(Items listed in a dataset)
◆ ◆ ◆ ◆

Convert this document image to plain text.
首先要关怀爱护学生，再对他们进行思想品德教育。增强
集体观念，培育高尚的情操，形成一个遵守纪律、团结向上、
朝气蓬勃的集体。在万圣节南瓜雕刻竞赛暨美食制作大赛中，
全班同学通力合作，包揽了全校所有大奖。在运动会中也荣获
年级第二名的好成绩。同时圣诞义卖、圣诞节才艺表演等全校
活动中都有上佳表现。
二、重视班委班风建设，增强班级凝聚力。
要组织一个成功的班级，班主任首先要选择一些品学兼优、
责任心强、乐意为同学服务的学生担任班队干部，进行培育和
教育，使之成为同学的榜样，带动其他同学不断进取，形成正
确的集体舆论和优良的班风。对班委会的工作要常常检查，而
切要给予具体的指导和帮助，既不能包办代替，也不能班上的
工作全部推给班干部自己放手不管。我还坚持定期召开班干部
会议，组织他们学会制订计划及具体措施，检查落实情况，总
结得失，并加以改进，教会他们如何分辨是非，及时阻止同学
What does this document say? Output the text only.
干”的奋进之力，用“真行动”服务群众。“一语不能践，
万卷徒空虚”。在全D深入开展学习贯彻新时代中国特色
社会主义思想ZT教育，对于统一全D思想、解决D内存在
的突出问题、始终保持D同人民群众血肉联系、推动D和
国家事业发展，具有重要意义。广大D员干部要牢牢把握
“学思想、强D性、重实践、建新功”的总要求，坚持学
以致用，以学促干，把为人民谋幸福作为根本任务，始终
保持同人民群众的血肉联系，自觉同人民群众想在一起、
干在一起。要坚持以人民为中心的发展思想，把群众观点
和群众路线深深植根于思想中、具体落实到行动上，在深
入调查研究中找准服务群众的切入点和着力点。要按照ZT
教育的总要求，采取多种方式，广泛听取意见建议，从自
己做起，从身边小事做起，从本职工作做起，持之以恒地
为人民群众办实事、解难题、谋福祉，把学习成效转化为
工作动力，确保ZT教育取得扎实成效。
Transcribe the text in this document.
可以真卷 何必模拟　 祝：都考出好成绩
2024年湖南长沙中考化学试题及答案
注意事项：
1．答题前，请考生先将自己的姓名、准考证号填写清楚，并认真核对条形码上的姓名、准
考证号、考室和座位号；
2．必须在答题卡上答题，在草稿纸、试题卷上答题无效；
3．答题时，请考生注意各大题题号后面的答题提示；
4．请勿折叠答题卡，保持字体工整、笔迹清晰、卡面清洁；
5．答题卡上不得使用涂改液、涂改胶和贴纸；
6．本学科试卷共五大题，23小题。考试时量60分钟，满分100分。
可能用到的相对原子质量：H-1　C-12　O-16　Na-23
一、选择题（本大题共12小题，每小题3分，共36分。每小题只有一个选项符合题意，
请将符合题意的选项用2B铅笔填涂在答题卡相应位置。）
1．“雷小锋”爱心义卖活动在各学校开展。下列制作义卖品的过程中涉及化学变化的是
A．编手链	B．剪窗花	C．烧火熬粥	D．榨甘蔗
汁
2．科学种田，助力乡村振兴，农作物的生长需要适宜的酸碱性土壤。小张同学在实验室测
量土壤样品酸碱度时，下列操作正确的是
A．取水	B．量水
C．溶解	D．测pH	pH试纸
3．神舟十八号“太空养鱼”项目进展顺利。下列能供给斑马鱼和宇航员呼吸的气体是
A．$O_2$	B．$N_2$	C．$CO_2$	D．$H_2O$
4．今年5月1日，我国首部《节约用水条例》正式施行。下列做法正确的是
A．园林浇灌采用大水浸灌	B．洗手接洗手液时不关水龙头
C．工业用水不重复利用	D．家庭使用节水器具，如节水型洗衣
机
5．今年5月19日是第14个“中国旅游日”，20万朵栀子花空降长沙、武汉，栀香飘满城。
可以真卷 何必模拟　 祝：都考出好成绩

◆ ◆ ◆ ◆

Every entry in the listing must be retyped exactly.

# [Solution for this exercise]
Convert this document image to plain text.
首先要关怀爱护学生，再对他们进行思想品德教育。增强
集体观念，培育高尚的情操，形成一个遵守纪律、团结向上、
朝气蓬勃的集体。在万圣节南瓜雕刻竞赛暨美食制作大赛中，
全班同学通力合作，包揽了全校所有大奖。在运动会中也荣获
年级第二名的好成绩。同时圣诞义卖、圣诞节才艺表演等全校
活动中都有上佳表现。
二、重视班委班风建设，增强班级凝聚力。
要组织一个成功的班级，班主任首先要选择一些品学兼优、
责任心强、乐意为同学服务的学生担任班队干部，进行培育和
教育，使之成为同学的榜样，带动其他同学不断进取，形成正
确的集体舆论和优良的班风。对班委会的工作要常常检查，而
切要给予具体的指导和帮助，既不能包办代替，也不能班上的
工作全部推给班干部自己放手不管。我还坚持定期召开班干部
会议，组织他们学会制订计划及具体措施，检查落实情况，总
结得失，并加以改进，教会他们如何分辨是非，及时阻止同学
What does this document say? Output the text only.
干”的奋进之力，用“真行动”服务群众。“一语不能践，
万卷徒空虚”。在全D深入开展学习贯彻新时代中国特色
社会主义思想ZT教育，对于统一全D思想、解决D内存在
的突出问题、始终保持D同人民群众血肉联系、推动D和
国家事业发展，具有重要意义。广大D员干部要牢牢把握
“学思想、强D性、重实践、建新功”的总要求，坚持学
以致用，以学促干，把为人民谋幸福作为根本任务，始终
保持同人民群众的血肉联系，自觉同人民群众想在一起、
干在一起。要坚持以人民为中心的发展思想，把群众观点
和群众路线深深植根于思想中、具体落实到行动上，在深
入调查研究中找准服务群众的切入点和着力点。要按照ZT
教育的总要求，采取多种方式，广泛听取意见建议，从自
己做起，从身边小事做起，从本职工作做起，持之以恒地
为人民群众办实事、解难题、谋福祉，把学习成效转化为
工作动力，确保ZT教育取得扎实成效。
Transcribe the text in this document.
可以真卷 何必模拟　 祝：都考出好成绩
2024年湖南长沙中考化学试题及答案
注意事项：
1．答题前，请考生先将自己的姓名、准考证号填写清楚，并认真核对条形码上的姓名、准
考证号、考室和座位号；
2．必须在答题卡上答题，在草稿纸、试题卷上答题无效；
3．答题时，请考生注意各大题题号后面的答题提示；
4．请勿折叠答题卡，保持字体工整、笔迹清晰、卡面清洁；
5．答题卡上不得使用涂改液、涂改胶和贴纸；
6．本学科试卷共五大题，23小题。考试时量60分钟，满分100分。
可能用到的相对原子质量：H-1　C-12　O-16　Na-23
一、选择题（本大题共12小题，每小题3分，共36分。每小题只有一个选项符合题意，
请将符合题意的选项用2B铅笔填涂在答题卡相应位置。）
1．“雷小锋”爱心义卖活动在各学校开展。下列制作义卖品的过程中涉及化学变化的是
A．编手链	B．剪窗花	C．烧火熬粥	D．榨甘蔗
汁
2．科学种田，助力乡村振兴，农作物的生长需要适宜的酸碱性土壤。小张同学在实验室测
量土壤样品酸碱度时，下列操作正确的是
A．取水	B．量水
C．溶解	D．测pH	pH试纸
3．神舟十八号“太空养鱼”项目进展顺利。下列能供给斑马鱼和宇航员呼吸的气体是
A．$O_2$	B．$N_2$	C．$CO_2$	D．$H_2O$
4．今年5月1日，我国首部《节约用水条例》正式施行。下列做法正确的是
A．园林浇灌采用大水浸灌	B．洗手接洗手液时不关水龙头
C．工业用水不重复利用	D．家庭使用节水器具，如节水型洗衣
机
5．今年5月19日是第14个“中国旅游日”，20万朵栀子花空降长沙、武汉，栀香飘满城。
可以真卷 何必模拟　 祝：都考出好成绩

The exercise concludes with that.